GOAL:
Copy out every record below exactly as written, but leave out any pictures.

Stored data
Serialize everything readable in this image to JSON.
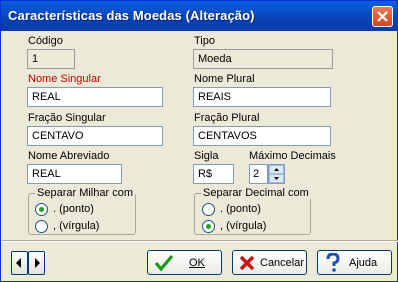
{
  "window": {
    "title": "Características das Moedas (Alteração)"
  },
  "fields": {
    "codigo": {
      "label": "Código",
      "value": "1"
    },
    "tipo": {
      "label": "Tipo",
      "value": "Moeda"
    },
    "nome_singular": {
      "label": "Nome Singular",
      "value": "REAL"
    },
    "nome_plural": {
      "label": "Nome Plural",
      "value": "REAIS"
    },
    "fracao_singular": {
      "label": "Fração Singular",
      "value": "CENTAVO"
    },
    "fracao_plural": {
      "label": "Fração Plural",
      "value": "CENTAVOS"
    },
    "nome_abreviado": {
      "label": "Nome Abreviado",
      "value": "REAL"
    },
    "sigla": {
      "label": "Sigla",
      "value": "R$"
    },
    "maximo_decimais": {
      "label": "Máximo Decimais",
      "value": "2"
    }
  },
  "separar_milhar": {
    "label": "Separar Milhar com",
    "options": [
      {
        "label": ". (ponto)",
        "selected": true
      },
      {
        "label": ", (vírgula)",
        "selected": false
      }
    ]
  },
  "separar_decimal": {
    "label": "Separar Decimal com",
    "options": [
      {
        "label": ". (ponto)",
        "selected": false
      },
      {
        "label": ", (vírgula)",
        "selected": true
      }
    ]
  },
  "buttons": {
    "ok": "OK",
    "cancelar": "Cancelar",
    "ajuda": "Ajuda"
  },
  "icons": {
    "close": "close-icon",
    "prev": "prev-arrow-icon",
    "next": "next-arrow-icon",
    "ok": "checkmark-icon",
    "cancel": "x-mark-icon",
    "help": "help-question-icon"
  }
}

TASK RESULT:
Serialize everything readable in this image to JSON.
{
  "window": {
    "title": "Características das Moedas (Alteração)"
  },
  "fields": {
    "codigo": {
      "label": "Código",
      "value": "1"
    },
    "tipo": {
      "label": "Tipo",
      "value": "Moeda"
    },
    "nome_singular": {
      "label": "Nome Singular",
      "value": "REAL"
    },
    "nome_plural": {
      "label": "Nome Plural",
      "value": "REAIS"
    },
    "fracao_singular": {
      "label": "Fração Singular",
      "value": "CENTAVO"
    },
    "fracao_plural": {
      "label": "Fração Plural",
      "value": "CENTAVOS"
    },
    "nome_abreviado": {
      "label": "Nome Abreviado",
      "value": "REAL"
    },
    "sigla": {
      "label": "Sigla",
      "value": "R$"
    },
    "maximo_decimais": {
      "label": "Máximo Decimais",
      "value": "2"
    }
  },
  "separar_milhar": {
    "label": "Separar Milhar com",
    "options": [
      {
        "label": ". (ponto)",
        "selected": true
      },
      {
        "label": ", (vírgula)",
        "selected": false
      }
    ]
  },
  "separar_decimal": {
    "label": "Separar Decimal com",
    "options": [
      {
        "label": ". (ponto)",
        "selected": false
      },
      {
        "label": ", (vírgula)",
        "selected": true
      }
    ]
  },
  "buttons": {
    "ok": "OK",
    "cancelar": "Cancelar",
    "ajuda": "Ajuda"
  },
  "icons": {
    "close": "close-icon",
    "prev": "prev-arrow-icon",
    "next": "next-arrow-icon",
    "ok": "checkmark-icon",
    "cancel": "x-mark-icon",
    "help": "help-question-icon"
  }
}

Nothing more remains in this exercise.